[Data items]
-- START --

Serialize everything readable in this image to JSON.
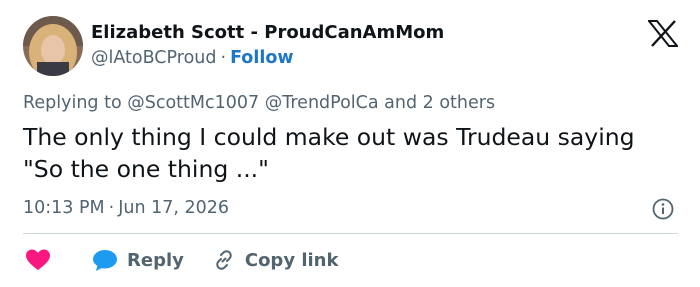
{
  "author": {
    "display_name": "Elizabeth Scott - ProudCanAmMom",
    "handle": "@lAtoBCProud",
    "separator": "·",
    "follow_label": "Follow"
  },
  "reply_context": {
    "prefix": "Replying to",
    "mentions": [
      "@ScottMc1007",
      "@TrendPolCa"
    ],
    "suffix": "and 2 others"
  },
  "tweet": {
    "text": "The only thing I could make out was Trudeau saying \"So the one thing ...\""
  },
  "meta": {
    "time": "10:13 PM",
    "separator": "·",
    "date": "Jun 17, 2026"
  },
  "actions": {
    "reply_label": "Reply",
    "copy_link_label": "Copy link"
  },
  "icons": {
    "like": "heart-icon",
    "reply": "speech-bubble-icon",
    "copy_link": "link-icon",
    "info": "info-icon",
    "logo": "x-logo-icon"
  },
  "colors": {
    "like": "#f91880",
    "reply": "#1d9bf0",
    "follow": "#1d77c9",
    "secondary_text": "#536471",
    "primary_text": "#0f1419",
    "divider": "#cfd9de"
  }
}
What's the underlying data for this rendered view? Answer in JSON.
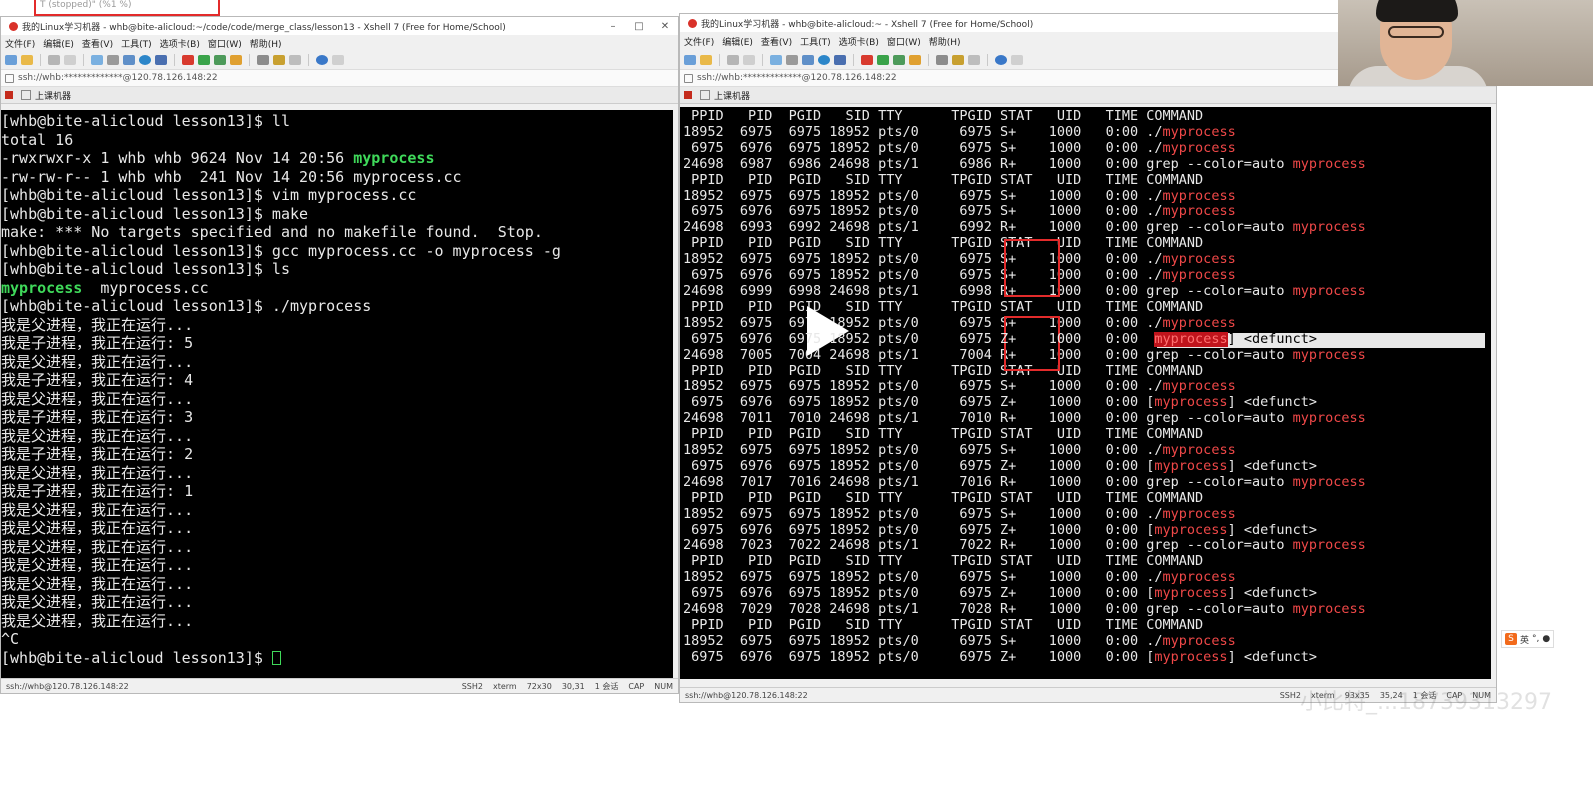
{
  "background_tab": {
    "text": "T  (stopped)\"         (%1 %)"
  },
  "left_window": {
    "title": "我的Linux学习机器 - whb@bite-alicloud:~/code/code/merge_class/lesson13 - Xshell 7 (Free for Home/School)",
    "menu": [
      "文件(F)",
      "编辑(E)",
      "查看(V)",
      "工具(T)",
      "选项卡(B)",
      "窗口(W)",
      "帮助(H)"
    ],
    "address": "ssh://whb:*************@120.78.126.148:22",
    "tab_label": "上课机器",
    "status": {
      "connection": "ssh://whb@120.78.126.148:22",
      "protocol": "SSH2",
      "term": "xterm",
      "size": "72x30",
      "cursor": "30,31",
      "sessions": "1 会话",
      "caps": "CAP",
      "num": "NUM"
    },
    "terminal_lines": [
      [
        {
          "t": "[whb@bite-alicloud lesson13]$ ll"
        }
      ],
      [
        {
          "t": "total 16"
        }
      ],
      [
        {
          "t": "-rwxrwxr-x 1 whb whb 9624 Nov 14 20:56 "
        },
        {
          "t": "myprocess",
          "c": "g"
        }
      ],
      [
        {
          "t": "-rw-rw-r-- 1 whb whb  241 Nov 14 20:56 myprocess.cc"
        }
      ],
      [
        {
          "t": "[whb@bite-alicloud lesson13]$ vim myprocess.cc"
        }
      ],
      [
        {
          "t": "[whb@bite-alicloud lesson13]$ make"
        }
      ],
      [
        {
          "t": "make: *** No targets specified and no makefile found.  Stop."
        }
      ],
      [
        {
          "t": "[whb@bite-alicloud lesson13]$ gcc myprocess.cc -o myprocess -g"
        }
      ],
      [
        {
          "t": "[whb@bite-alicloud lesson13]$ ls"
        }
      ],
      [
        {
          "t": "myprocess",
          "c": "g"
        },
        {
          "t": "  myprocess.cc"
        }
      ],
      [
        {
          "t": "[whb@bite-alicloud lesson13]$ ./myprocess"
        }
      ],
      [
        {
          "t": "我是父进程，我正在运行..."
        }
      ],
      [
        {
          "t": "我是子进程，我正在运行: 5"
        }
      ],
      [
        {
          "t": "我是父进程，我正在运行..."
        }
      ],
      [
        {
          "t": "我是子进程，我正在运行: 4"
        }
      ],
      [
        {
          "t": "我是父进程，我正在运行..."
        }
      ],
      [
        {
          "t": "我是子进程，我正在运行: 3"
        }
      ],
      [
        {
          "t": "我是父进程，我正在运行..."
        }
      ],
      [
        {
          "t": "我是子进程，我正在运行: 2"
        }
      ],
      [
        {
          "t": "我是父进程，我正在运行..."
        }
      ],
      [
        {
          "t": "我是子进程，我正在运行: 1"
        }
      ],
      [
        {
          "t": "我是父进程，我正在运行..."
        }
      ],
      [
        {
          "t": "我是父进程，我正在运行..."
        }
      ],
      [
        {
          "t": "我是父进程，我正在运行..."
        }
      ],
      [
        {
          "t": "我是父进程，我正在运行..."
        }
      ],
      [
        {
          "t": "我是父进程，我正在运行..."
        }
      ],
      [
        {
          "t": "我是父进程，我正在运行..."
        }
      ],
      [
        {
          "t": "我是父进程，我正在运行..."
        }
      ],
      [
        {
          "t": "^C"
        }
      ],
      [
        {
          "t": "[whb@bite-alicloud lesson13]$ "
        },
        {
          "cursor": true
        }
      ]
    ]
  },
  "right_window": {
    "title": "我的Linux学习机器 - whb@bite-alicloud:~ - Xshell 7 (Free for Home/School)",
    "menu": [
      "文件(F)",
      "编辑(E)",
      "查看(V)",
      "工具(T)",
      "选项卡(B)",
      "窗口(W)",
      "帮助(H)"
    ],
    "address": "ssh://whb:*************@120.78.126.148:22",
    "tab_label": "上课机器",
    "status": {
      "connection": "ssh://whb@120.78.126.148:22",
      "protocol": "SSH2",
      "term": "xterm",
      "size": "93x35",
      "cursor": "35,24",
      "sessions": "1 会话",
      "caps": "CAP",
      "num": "NUM"
    },
    "terminal_lines": [
      [
        {
          "t": " PPID   PID  PGID   SID TTY      TPGID STAT   UID   TIME COMMAND"
        }
      ],
      [
        {
          "t": "18952  6975  6975 18952 pts/0     6975 S+    1000   0:00 ./"
        },
        {
          "t": "myprocess",
          "c": "r"
        }
      ],
      [
        {
          "t": " 6975  6976  6975 18952 pts/0     6975 S+    1000   0:00 ./"
        },
        {
          "t": "myprocess",
          "c": "r"
        }
      ],
      [
        {
          "t": "24698  6987  6986 24698 pts/1     6986 R+    1000   0:00 grep --color=auto "
        },
        {
          "t": "myprocess",
          "c": "r"
        }
      ],
      [
        {
          "t": " PPID   PID  PGID   SID TTY      TPGID STAT   UID   TIME COMMAND"
        }
      ],
      [
        {
          "t": "18952  6975  6975 18952 pts/0     6975 S+    1000   0:00 ./"
        },
        {
          "t": "myprocess",
          "c": "r"
        }
      ],
      [
        {
          "t": " 6975  6976  6975 18952 pts/0     6975 S+    1000   0:00 ./"
        },
        {
          "t": "myprocess",
          "c": "r"
        }
      ],
      [
        {
          "t": "24698  6993  6992 24698 pts/1     6992 R+    1000   0:00 grep --color=auto "
        },
        {
          "t": "myprocess",
          "c": "r"
        }
      ],
      [
        {
          "t": " PPID   PID  PGID   SID TTY      TPGID STAT   UID   TIME COMMAND"
        }
      ],
      [
        {
          "t": "18952  6975  6975 18952 pts/0     6975 S+    1000   0:00 ./"
        },
        {
          "t": "myprocess",
          "c": "r"
        }
      ],
      [
        {
          "t": " 6975  6976  6975 18952 pts/0     6975 S+    1000   0:00 ./"
        },
        {
          "t": "myprocess",
          "c": "r"
        }
      ],
      [
        {
          "t": "24698  6999  6998 24698 pts/1     6998 R+    1000   0:00 grep --color=auto "
        },
        {
          "t": "myprocess",
          "c": "r"
        }
      ],
      [
        {
          "t": " PPID   PID  PGID   SID TTY      TPGID STAT   UID   TIME COMMAND"
        }
      ],
      [
        {
          "t": "18952  6975  6975 18952 pts/0     6975 S+    1000   0:00 ./"
        },
        {
          "t": "myprocess",
          "c": "r"
        }
      ],
      [
        {
          "t": " 6975  6976  6975 18952 pts/0     6975 Z+    1000   0:00 [",
          "hl": true
        },
        {
          "t": "myprocess",
          "c": "hlp"
        },
        {
          "t": "] <defunct>",
          "hl": true
        }
      ],
      [
        {
          "t": "24698  7005  7004 24698 pts/1     7004 R+    1000   0:00 grep --color=auto "
        },
        {
          "t": "myprocess",
          "c": "r"
        }
      ],
      [
        {
          "t": " PPID   PID  PGID   SID TTY      TPGID STAT   UID   TIME COMMAND"
        }
      ],
      [
        {
          "t": "18952  6975  6975 18952 pts/0     6975 S+    1000   0:00 ./"
        },
        {
          "t": "myprocess",
          "c": "r"
        }
      ],
      [
        {
          "t": " 6975  6976  6975 18952 pts/0     6975 Z+    1000   0:00 ["
        },
        {
          "t": "myprocess",
          "c": "r"
        },
        {
          "t": "] <defunct>"
        }
      ],
      [
        {
          "t": "24698  7011  7010 24698 pts/1     7010 R+    1000   0:00 grep --color=auto "
        },
        {
          "t": "myprocess",
          "c": "r"
        }
      ],
      [
        {
          "t": " PPID   PID  PGID   SID TTY      TPGID STAT   UID   TIME COMMAND"
        }
      ],
      [
        {
          "t": "18952  6975  6975 18952 pts/0     6975 S+    1000   0:00 ./"
        },
        {
          "t": "myprocess",
          "c": "r"
        }
      ],
      [
        {
          "t": " 6975  6976  6975 18952 pts/0     6975 Z+    1000   0:00 ["
        },
        {
          "t": "myprocess",
          "c": "r"
        },
        {
          "t": "] <defunct>"
        }
      ],
      [
        {
          "t": "24698  7017  7016 24698 pts/1     7016 R+    1000   0:00 grep --color=auto "
        },
        {
          "t": "myprocess",
          "c": "r"
        }
      ],
      [
        {
          "t": " PPID   PID  PGID   SID TTY      TPGID STAT   UID   TIME COMMAND"
        }
      ],
      [
        {
          "t": "18952  6975  6975 18952 pts/0     6975 S+    1000   0:00 ./"
        },
        {
          "t": "myprocess",
          "c": "r"
        }
      ],
      [
        {
          "t": " 6975  6976  6975 18952 pts/0     6975 Z+    1000   0:00 ["
        },
        {
          "t": "myprocess",
          "c": "r"
        },
        {
          "t": "] <defunct>"
        }
      ],
      [
        {
          "t": "24698  7023  7022 24698 pts/1     7022 R+    1000   0:00 grep --color=auto "
        },
        {
          "t": "myprocess",
          "c": "r"
        }
      ],
      [
        {
          "t": " PPID   PID  PGID   SID TTY      TPGID STAT   UID   TIME COMMAND"
        }
      ],
      [
        {
          "t": "18952  6975  6975 18952 pts/0     6975 S+    1000   0:00 ./"
        },
        {
          "t": "myprocess",
          "c": "r"
        }
      ],
      [
        {
          "t": " 6975  6976  6975 18952 pts/0     6975 Z+    1000   0:00 ["
        },
        {
          "t": "myprocess",
          "c": "r"
        },
        {
          "t": "] <defunct>"
        }
      ],
      [
        {
          "t": "24698  7029  7028 24698 pts/1     7028 R+    1000   0:00 grep --color=auto "
        },
        {
          "t": "myprocess",
          "c": "r"
        }
      ],
      [
        {
          "t": " PPID   PID  PGID   SID TTY      TPGID STAT   UID   TIME COMMAND"
        }
      ],
      [
        {
          "t": "18952  6975  6975 18952 pts/0     6975 S+    1000   0:00 ./"
        },
        {
          "t": "myprocess",
          "c": "r"
        }
      ],
      [
        {
          "t": " 6975  6976  6975 18952 pts/0     6975 Z+    1000   0:00 ["
        },
        {
          "t": "myprocess",
          "c": "r"
        },
        {
          "t": "] <defunct>"
        }
      ]
    ]
  },
  "ime": {
    "mode_label": "英"
  },
  "watermark": {
    "text": "小比特_...18739313297"
  },
  "colors": {
    "terminal_bg": "#000000",
    "terminal_fg": "#e8e8e8",
    "exec_green": "#3fd95a",
    "match_red": "#f04848",
    "annotation_red": "#e32b2b"
  }
}
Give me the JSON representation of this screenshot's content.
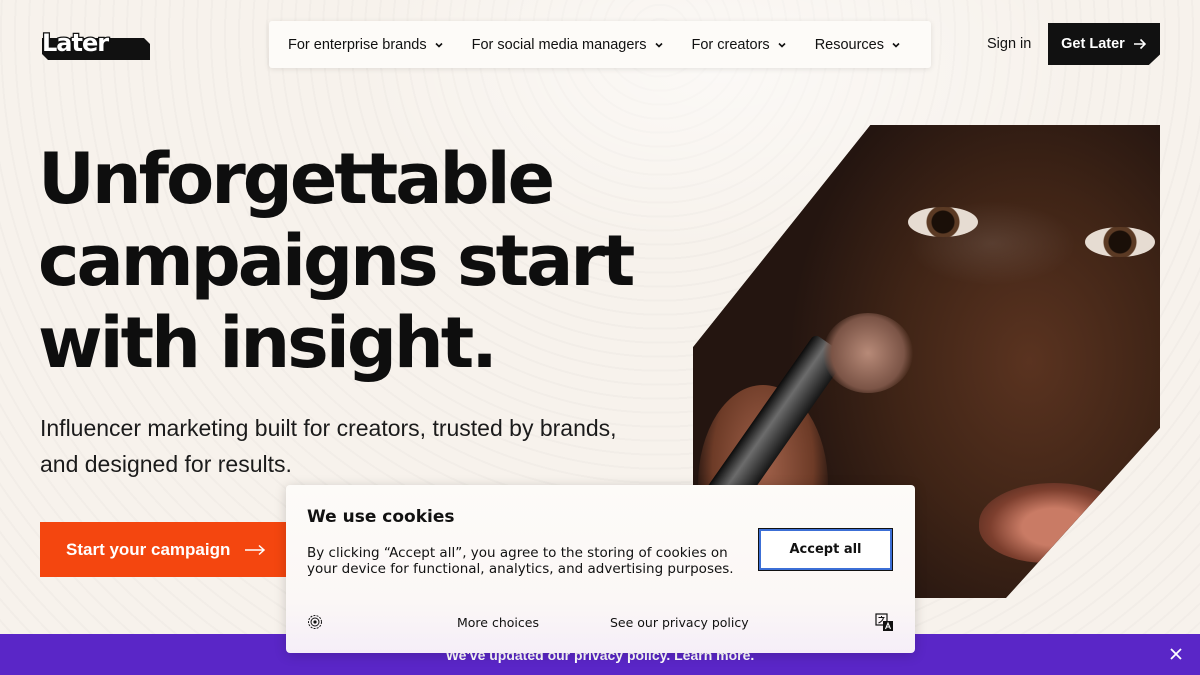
{
  "header": {
    "logo_text": "Later",
    "nav": [
      {
        "label": "For enterprise brands"
      },
      {
        "label": "For social media managers"
      },
      {
        "label": "For creators"
      },
      {
        "label": "Resources"
      }
    ],
    "sign_in": "Sign in",
    "cta": "Get Later"
  },
  "hero": {
    "title_lines": [
      "Unforgettable",
      "campaigns start",
      "with insight."
    ],
    "subtitle_lines": [
      "Influencer marketing built for creators, trusted by brands,",
      "and designed for results."
    ],
    "cta": "Start your campaign"
  },
  "banner": {
    "text": "We've updated our privacy policy. Learn more."
  },
  "cookie": {
    "title": "We use cookies",
    "text": "By clicking “Accept all”, you agree to the storing of cookies on your device for functional, analytics, and advertising purposes.",
    "accept": "Accept all",
    "more_choices": "More choices",
    "privacy": "See our privacy policy"
  },
  "colors": {
    "background": "#f7f2ec",
    "cta_orange": "#f4460f",
    "banner_purple": "#5a26c7",
    "dark": "#111111"
  },
  "icons": [
    "chevron-down-icon",
    "arrow-right-icon",
    "close-icon",
    "gear-icon",
    "translate-icon"
  ]
}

-- END --

▶ **What you should do**
Identify each line in the records above containing the word "link"; copy those lines.

▶ **Result of this exercise**
    "copy_link_label": "Copy link"
    "copy_link": "link-icon",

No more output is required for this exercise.